■ CONSIGNES ■
1. D'après l'extrait sur l'épistémologie systémique, quels domaines les perspectives d'investigation ouvertes par l'approche systémique irrigueront-elles ?
2. Reproduisez à l'identique le passage de l'extrait sur l'épistémologie systémique qui débute aux mots « L’approche systémique fut » et s'achève après « humaines et sociales. ».

■ EXTRAIT À LIRE ■
**********

Mais il existe d’autres épistémologies. En effet, le positivisme s’est heurté à des impasses ou, plus précisément, n’a pas pu intégrer à sa conception globale d’une explication du monde des phénomènes de ruptures qui remettent en cause la continuité des liens de causalité, les émergences chaotiques qui bousculent l’ordre logique, les éléments cachés, impensés ou inexplicables qui interrogent la volonté de tout démontrer. C’est en prenant en compte ces déviances d’un agencement supposé cohérent que des chercheurs ont ouvert la voie de l’épistémologie dite systémique. L’idée est simple : quand plusieurs éléments sont mis en présence, ils ne s’organisent pas seulement entre eux selon des liens de cause à effet, ou selon une logique dictée par un ordre supérieur, mais par un enchevêtrement d’interactions des uns sur les autres selon des liaisons complexes et multiples. Le système est un espace où se jouent des relations plurielles et multiformes. Finalement, plutôt que de tenter de comprendre chaque élément de l’ensemble pour comprendre le tout – en les isolant les uns des autres en unités plus aisément compréhensibles comme nous y invite l’approche positiviste – il s’agit de mettre à jour et de comprendre les interactions entre les éléments du système et, ce faisant, de comprendre chacun d’eux et ses qualités propres à travers les liens qu’il entretient avec les autres.
L’approche systémique fut une révolution scientifique car elle inversait le sens des analyses et ouvrait des perspectives nouvelles d’investigation qui irrigueront tant les sciences dites dures (physique, chimie, mathématiques…) que les sciences humaines et sociales.

**********

■ ENTRÉES EXTRAITES ■
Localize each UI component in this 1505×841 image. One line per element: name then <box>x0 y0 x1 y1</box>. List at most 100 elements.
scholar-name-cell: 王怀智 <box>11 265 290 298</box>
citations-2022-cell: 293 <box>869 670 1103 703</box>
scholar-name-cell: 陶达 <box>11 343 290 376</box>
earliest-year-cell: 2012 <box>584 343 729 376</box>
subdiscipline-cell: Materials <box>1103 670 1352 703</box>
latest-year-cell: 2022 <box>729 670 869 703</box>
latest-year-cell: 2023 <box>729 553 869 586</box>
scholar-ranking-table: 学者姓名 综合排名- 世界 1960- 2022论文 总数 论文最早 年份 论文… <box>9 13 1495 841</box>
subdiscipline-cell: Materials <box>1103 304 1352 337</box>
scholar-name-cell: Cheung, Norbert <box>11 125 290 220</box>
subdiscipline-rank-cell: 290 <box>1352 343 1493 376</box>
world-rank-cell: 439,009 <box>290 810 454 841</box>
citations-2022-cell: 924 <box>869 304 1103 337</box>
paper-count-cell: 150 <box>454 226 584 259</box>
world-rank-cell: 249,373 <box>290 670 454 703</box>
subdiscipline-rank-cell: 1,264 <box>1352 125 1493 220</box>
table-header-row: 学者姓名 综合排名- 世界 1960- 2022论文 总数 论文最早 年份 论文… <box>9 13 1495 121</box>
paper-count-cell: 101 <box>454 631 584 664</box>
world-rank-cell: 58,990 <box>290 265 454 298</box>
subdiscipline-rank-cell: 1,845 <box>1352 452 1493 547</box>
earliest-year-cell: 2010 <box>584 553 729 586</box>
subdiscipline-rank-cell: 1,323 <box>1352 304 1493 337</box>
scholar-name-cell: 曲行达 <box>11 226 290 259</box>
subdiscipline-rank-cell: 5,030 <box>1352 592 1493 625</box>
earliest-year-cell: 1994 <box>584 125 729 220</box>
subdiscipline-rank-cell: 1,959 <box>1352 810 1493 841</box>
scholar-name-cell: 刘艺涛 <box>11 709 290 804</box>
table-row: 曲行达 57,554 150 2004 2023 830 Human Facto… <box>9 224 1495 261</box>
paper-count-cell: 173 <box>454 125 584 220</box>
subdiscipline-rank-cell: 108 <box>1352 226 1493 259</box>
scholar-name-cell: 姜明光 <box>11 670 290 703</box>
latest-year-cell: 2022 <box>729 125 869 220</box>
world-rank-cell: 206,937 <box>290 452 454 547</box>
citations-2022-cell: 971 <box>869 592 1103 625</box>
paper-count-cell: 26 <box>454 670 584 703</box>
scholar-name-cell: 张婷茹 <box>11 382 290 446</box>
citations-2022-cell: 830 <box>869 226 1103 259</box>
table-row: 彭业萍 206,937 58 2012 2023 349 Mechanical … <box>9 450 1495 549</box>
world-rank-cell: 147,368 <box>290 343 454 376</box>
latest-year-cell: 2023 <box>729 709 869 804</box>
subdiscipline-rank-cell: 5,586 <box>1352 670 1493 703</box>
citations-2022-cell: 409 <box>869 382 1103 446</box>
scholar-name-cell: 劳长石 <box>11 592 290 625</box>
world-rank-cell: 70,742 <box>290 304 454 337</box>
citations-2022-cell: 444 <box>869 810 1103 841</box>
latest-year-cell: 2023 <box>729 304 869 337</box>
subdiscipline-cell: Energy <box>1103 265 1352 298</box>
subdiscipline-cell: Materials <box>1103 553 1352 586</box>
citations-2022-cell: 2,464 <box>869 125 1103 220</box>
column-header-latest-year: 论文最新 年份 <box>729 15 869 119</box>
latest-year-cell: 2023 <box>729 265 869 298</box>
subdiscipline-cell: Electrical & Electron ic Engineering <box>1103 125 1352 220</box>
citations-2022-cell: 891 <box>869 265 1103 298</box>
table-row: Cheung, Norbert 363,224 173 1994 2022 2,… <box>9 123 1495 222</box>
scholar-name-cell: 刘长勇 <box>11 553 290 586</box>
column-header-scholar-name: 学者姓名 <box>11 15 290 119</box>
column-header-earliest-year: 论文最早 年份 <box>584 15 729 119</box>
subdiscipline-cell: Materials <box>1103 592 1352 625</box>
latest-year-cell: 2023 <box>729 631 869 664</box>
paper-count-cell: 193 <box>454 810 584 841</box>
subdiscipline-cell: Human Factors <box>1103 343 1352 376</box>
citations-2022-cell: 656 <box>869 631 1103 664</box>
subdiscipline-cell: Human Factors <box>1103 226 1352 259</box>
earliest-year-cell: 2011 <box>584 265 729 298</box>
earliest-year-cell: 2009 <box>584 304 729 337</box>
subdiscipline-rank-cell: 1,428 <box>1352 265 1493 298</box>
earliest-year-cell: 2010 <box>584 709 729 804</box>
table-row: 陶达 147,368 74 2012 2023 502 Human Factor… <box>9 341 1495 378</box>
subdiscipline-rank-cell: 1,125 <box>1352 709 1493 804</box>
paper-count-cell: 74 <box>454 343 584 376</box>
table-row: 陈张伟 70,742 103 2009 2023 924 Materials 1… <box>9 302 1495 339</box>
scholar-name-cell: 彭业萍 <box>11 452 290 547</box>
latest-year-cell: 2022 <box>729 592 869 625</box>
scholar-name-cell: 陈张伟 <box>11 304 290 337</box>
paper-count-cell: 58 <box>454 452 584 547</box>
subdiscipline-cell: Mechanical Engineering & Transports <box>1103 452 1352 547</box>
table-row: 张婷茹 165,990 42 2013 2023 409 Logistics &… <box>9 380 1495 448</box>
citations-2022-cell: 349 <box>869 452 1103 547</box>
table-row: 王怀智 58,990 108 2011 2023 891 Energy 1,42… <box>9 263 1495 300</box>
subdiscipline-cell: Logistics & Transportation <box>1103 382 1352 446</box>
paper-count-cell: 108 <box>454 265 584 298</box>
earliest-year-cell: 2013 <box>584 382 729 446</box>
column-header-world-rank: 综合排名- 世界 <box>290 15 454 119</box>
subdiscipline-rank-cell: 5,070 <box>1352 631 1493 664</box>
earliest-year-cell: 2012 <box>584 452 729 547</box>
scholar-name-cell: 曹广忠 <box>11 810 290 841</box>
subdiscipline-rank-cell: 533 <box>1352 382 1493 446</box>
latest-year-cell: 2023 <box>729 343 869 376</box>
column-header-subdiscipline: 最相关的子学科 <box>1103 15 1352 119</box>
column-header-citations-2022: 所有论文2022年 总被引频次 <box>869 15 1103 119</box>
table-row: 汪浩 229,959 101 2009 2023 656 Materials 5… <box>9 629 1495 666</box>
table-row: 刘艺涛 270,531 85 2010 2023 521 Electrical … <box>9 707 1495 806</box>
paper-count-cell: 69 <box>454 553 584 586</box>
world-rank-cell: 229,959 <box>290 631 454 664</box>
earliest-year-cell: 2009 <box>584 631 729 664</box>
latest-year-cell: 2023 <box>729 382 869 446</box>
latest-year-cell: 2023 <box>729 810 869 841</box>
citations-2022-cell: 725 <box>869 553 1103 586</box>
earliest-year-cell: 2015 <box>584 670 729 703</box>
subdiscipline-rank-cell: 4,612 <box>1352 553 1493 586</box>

**********

■ RÉPONSES RÉDIGÉES ■
1. Les sciences dites dures (physique, chimie, mathématiques…) ainsi que les sciences humaines et sociales.

2.
L’approche systémique fut une révolution scientifique car elle inversait le sens des analyses et ouvrait des perspectives nouvelles d’investigation qui irrigueront tant les sciences dites dures (physique, chimie, mathématiques…) que les sciences humaines et sociales.